### [EXERCISE MATERIALS]
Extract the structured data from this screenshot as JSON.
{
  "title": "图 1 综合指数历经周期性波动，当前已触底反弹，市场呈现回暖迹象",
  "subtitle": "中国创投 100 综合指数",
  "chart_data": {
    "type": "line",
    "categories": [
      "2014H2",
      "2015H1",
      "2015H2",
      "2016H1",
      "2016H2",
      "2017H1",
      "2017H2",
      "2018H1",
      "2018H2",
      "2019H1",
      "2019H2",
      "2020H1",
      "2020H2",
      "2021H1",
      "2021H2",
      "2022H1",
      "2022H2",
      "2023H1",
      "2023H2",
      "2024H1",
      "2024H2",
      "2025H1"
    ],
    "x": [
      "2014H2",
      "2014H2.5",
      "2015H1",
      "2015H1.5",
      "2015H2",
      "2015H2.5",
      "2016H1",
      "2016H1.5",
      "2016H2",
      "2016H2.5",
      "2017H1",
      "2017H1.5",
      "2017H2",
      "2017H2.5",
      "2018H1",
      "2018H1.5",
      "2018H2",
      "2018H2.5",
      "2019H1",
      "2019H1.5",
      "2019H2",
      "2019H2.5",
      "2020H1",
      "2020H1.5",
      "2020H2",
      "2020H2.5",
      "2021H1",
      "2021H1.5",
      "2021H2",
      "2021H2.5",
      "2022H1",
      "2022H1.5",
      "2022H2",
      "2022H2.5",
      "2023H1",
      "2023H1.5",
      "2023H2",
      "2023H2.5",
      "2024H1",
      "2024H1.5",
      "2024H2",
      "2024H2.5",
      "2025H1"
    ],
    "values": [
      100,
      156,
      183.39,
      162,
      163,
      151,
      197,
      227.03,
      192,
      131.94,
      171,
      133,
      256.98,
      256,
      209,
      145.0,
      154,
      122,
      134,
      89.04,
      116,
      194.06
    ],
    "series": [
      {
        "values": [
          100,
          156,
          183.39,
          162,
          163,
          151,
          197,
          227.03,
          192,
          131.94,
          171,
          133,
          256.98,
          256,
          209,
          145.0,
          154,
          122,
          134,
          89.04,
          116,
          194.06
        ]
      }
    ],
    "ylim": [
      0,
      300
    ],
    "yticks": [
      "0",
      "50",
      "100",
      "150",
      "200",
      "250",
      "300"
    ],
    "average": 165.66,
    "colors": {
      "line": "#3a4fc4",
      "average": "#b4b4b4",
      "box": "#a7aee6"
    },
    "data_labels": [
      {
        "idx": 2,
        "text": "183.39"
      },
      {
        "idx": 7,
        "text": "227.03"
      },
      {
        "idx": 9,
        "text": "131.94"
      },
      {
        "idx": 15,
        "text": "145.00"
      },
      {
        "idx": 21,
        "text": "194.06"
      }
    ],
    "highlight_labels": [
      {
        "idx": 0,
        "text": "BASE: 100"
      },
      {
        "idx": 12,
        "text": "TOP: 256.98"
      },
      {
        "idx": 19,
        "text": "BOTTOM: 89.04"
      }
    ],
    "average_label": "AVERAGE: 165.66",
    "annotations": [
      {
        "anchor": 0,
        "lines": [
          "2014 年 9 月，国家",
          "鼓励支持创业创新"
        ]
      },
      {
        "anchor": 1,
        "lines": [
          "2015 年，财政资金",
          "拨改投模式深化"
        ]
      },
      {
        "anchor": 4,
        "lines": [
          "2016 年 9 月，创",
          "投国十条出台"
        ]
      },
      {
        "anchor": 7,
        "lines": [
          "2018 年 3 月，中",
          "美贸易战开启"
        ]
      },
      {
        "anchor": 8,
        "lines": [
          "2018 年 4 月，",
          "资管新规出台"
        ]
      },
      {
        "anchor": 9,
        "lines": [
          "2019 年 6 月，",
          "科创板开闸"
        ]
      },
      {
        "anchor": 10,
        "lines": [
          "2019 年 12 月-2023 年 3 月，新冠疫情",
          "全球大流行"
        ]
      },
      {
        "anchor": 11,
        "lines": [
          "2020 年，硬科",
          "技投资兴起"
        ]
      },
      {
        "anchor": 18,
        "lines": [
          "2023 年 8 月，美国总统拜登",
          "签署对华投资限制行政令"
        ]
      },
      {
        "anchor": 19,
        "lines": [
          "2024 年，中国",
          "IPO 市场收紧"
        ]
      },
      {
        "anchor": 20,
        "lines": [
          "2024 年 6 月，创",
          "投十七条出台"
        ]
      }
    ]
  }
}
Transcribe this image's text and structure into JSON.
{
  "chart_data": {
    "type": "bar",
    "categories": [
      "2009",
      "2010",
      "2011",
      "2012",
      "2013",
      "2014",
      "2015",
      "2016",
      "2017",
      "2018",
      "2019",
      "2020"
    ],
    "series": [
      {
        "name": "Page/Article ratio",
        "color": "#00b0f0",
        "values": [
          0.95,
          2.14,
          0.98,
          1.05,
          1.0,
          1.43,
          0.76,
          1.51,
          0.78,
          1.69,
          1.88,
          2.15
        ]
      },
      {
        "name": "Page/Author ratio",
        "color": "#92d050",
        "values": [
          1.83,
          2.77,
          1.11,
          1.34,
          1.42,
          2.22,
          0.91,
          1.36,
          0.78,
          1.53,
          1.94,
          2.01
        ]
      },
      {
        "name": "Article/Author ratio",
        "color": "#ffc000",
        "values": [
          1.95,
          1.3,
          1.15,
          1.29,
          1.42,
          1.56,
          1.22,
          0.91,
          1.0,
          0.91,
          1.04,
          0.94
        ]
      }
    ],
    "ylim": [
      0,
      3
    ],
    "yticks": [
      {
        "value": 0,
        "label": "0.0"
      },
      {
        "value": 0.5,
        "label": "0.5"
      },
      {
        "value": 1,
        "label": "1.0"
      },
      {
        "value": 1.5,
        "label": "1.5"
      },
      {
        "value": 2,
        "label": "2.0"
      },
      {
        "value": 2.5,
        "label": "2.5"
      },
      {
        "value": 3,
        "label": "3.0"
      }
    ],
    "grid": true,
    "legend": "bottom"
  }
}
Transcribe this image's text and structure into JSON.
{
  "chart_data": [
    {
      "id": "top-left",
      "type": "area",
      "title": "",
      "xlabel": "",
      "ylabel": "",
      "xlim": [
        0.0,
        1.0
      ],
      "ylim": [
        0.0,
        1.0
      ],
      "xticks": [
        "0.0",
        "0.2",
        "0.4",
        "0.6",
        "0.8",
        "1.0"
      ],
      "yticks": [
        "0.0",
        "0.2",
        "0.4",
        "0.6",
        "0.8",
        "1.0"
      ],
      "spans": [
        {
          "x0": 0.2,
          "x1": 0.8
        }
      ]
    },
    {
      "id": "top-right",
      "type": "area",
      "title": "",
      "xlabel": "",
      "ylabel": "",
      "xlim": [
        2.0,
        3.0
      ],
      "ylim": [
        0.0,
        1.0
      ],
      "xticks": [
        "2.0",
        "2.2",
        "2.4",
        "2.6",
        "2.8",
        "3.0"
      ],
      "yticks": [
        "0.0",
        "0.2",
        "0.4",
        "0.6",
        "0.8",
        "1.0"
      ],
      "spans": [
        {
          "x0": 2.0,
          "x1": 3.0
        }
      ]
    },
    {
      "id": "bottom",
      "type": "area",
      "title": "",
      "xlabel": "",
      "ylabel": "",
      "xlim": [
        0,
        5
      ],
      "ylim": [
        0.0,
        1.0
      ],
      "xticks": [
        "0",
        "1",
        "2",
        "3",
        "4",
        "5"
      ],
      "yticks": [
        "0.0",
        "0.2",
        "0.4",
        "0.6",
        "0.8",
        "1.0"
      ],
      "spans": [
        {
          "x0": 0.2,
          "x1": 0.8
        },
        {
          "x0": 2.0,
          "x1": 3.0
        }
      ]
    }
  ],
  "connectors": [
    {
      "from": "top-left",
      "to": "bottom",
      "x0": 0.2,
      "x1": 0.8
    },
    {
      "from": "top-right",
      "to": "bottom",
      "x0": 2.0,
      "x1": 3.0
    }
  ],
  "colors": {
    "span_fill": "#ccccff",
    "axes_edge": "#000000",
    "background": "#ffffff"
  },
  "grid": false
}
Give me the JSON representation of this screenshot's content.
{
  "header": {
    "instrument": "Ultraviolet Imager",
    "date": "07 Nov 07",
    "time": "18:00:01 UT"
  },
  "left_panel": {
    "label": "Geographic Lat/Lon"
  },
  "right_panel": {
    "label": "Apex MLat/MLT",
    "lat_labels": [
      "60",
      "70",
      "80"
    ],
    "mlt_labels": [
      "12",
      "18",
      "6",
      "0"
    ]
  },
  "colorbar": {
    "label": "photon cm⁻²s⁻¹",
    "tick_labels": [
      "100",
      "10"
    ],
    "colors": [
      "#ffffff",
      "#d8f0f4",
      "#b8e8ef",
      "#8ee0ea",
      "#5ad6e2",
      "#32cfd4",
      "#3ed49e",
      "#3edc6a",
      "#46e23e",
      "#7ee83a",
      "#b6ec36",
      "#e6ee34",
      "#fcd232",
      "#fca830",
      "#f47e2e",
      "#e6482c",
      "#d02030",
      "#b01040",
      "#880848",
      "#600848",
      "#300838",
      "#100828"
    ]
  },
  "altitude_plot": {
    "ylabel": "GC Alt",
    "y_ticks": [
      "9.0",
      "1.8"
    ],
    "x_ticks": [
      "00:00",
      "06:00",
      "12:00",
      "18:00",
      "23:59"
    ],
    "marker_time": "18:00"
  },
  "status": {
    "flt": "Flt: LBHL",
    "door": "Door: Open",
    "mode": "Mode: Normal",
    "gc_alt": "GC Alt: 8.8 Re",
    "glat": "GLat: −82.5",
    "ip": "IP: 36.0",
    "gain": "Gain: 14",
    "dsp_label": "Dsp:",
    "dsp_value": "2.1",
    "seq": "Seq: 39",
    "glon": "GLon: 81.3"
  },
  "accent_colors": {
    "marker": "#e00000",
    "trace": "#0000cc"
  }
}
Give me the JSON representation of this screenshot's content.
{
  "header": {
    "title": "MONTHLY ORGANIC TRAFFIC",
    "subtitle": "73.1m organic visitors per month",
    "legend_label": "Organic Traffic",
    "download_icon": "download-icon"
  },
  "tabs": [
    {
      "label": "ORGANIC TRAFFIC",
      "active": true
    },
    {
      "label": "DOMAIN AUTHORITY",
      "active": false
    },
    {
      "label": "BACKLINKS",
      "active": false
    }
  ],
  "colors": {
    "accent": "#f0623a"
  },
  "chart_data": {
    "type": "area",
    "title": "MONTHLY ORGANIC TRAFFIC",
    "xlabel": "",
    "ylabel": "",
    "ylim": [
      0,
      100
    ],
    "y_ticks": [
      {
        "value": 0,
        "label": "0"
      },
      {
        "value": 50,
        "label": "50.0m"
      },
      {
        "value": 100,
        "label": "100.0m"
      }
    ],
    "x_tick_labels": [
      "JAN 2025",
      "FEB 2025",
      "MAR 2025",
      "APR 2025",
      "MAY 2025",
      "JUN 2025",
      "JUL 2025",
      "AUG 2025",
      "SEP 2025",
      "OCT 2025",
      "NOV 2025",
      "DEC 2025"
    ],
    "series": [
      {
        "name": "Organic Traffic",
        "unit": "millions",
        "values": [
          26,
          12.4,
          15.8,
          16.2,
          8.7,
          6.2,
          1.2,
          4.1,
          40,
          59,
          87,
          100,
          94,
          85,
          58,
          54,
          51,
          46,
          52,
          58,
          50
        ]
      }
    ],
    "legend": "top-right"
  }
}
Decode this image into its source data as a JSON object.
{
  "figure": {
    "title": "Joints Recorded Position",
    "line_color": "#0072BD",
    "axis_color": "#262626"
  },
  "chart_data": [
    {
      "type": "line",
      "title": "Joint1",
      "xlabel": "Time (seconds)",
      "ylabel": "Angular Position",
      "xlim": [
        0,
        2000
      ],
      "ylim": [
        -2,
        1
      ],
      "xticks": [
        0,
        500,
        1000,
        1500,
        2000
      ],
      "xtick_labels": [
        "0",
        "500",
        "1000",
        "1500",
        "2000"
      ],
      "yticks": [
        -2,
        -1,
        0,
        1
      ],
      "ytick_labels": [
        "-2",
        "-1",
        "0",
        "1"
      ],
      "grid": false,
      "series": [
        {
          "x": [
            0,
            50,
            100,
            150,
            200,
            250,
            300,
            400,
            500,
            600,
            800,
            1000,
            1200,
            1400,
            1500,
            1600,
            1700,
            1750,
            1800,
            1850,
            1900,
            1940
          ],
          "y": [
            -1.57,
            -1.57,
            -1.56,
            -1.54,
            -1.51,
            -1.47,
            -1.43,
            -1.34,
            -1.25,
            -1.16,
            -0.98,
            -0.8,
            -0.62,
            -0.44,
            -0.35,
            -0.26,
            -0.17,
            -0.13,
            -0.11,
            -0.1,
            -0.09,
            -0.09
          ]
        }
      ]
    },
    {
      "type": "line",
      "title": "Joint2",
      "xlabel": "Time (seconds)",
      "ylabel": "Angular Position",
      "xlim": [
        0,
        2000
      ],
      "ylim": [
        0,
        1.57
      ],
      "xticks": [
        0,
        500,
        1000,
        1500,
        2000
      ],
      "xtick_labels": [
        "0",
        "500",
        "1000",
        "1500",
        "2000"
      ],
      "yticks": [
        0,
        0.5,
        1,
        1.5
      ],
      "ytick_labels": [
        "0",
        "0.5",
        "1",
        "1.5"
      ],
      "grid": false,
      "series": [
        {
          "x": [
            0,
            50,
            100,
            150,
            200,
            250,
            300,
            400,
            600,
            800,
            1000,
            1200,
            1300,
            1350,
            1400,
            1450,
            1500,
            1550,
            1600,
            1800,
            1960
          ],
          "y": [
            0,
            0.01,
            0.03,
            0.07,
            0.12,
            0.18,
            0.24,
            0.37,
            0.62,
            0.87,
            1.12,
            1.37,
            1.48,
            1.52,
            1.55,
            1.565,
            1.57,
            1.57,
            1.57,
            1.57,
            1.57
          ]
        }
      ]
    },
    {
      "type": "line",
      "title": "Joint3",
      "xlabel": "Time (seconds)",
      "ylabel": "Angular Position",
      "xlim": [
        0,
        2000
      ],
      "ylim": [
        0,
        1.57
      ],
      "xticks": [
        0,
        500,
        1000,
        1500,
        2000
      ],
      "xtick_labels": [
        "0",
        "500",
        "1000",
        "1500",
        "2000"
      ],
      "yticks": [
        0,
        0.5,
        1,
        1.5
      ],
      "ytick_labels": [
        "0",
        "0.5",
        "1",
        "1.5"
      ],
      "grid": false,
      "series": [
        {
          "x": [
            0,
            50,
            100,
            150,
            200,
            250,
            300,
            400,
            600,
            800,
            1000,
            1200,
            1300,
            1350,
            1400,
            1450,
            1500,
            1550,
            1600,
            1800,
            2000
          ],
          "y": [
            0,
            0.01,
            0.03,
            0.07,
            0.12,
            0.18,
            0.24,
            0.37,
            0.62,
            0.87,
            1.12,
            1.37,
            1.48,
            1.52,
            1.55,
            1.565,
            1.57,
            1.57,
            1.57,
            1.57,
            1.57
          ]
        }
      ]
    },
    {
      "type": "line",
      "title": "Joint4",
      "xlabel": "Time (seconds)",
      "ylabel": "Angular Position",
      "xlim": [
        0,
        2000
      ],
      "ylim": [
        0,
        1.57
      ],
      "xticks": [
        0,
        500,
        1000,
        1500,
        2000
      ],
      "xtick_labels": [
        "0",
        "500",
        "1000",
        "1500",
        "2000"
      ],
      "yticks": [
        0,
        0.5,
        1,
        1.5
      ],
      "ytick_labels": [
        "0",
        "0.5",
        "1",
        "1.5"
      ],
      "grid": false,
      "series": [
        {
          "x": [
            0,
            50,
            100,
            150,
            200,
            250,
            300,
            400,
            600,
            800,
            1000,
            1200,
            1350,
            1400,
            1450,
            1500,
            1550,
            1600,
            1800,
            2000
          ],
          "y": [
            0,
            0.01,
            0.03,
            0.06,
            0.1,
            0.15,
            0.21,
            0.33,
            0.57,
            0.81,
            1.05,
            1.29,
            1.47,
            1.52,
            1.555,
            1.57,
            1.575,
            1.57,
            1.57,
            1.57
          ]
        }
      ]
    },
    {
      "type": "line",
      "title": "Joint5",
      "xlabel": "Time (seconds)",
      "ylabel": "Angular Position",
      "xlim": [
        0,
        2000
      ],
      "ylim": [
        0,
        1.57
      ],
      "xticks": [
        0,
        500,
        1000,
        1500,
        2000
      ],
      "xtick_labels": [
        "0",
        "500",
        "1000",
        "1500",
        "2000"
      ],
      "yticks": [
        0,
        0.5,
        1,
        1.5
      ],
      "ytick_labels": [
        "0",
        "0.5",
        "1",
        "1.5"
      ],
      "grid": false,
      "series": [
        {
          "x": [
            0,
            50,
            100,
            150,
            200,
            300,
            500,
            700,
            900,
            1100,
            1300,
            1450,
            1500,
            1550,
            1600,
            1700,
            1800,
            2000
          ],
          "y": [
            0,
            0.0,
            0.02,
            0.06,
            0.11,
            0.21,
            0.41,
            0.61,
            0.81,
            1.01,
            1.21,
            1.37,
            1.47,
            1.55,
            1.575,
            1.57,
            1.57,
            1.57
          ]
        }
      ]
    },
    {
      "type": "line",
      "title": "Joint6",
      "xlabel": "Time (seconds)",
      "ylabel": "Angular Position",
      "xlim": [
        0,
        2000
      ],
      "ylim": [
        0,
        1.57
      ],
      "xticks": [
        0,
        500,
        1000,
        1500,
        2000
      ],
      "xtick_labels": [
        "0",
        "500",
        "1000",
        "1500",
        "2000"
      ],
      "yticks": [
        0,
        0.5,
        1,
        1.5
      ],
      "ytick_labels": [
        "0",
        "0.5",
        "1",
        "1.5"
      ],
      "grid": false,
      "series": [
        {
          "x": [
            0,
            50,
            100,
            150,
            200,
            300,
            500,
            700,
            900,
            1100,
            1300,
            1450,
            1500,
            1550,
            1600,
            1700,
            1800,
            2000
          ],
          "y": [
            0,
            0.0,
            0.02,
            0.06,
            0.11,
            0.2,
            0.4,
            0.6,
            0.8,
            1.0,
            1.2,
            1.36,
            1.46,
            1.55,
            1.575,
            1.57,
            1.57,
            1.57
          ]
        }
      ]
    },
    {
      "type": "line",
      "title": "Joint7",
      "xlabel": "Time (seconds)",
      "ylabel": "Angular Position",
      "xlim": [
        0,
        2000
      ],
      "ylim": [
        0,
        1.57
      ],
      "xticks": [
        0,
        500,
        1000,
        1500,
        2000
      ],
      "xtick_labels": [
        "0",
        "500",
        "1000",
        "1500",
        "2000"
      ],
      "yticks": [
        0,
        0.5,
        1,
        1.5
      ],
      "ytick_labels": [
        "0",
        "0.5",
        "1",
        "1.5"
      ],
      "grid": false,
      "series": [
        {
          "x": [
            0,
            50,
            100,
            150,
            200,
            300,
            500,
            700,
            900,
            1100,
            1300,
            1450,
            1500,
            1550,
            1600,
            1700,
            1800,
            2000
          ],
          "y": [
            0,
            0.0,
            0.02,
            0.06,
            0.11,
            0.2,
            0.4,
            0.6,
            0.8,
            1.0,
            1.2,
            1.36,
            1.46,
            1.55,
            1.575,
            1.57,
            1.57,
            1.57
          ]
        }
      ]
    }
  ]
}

### [YOUR OBJECTIVE]
Every line in the data that holds "anchor" should be copied out.

### [WRITTEN SOLUTION]
        "anchor": 0,
        "anchor": 1,
        "anchor": 4,
        "anchor": 7,
        "anchor": 8,
        "anchor": 9,
        "anchor": 10,
        "anchor": 11,
        "anchor": 18,
        "anchor": 19,
        "anchor": 20,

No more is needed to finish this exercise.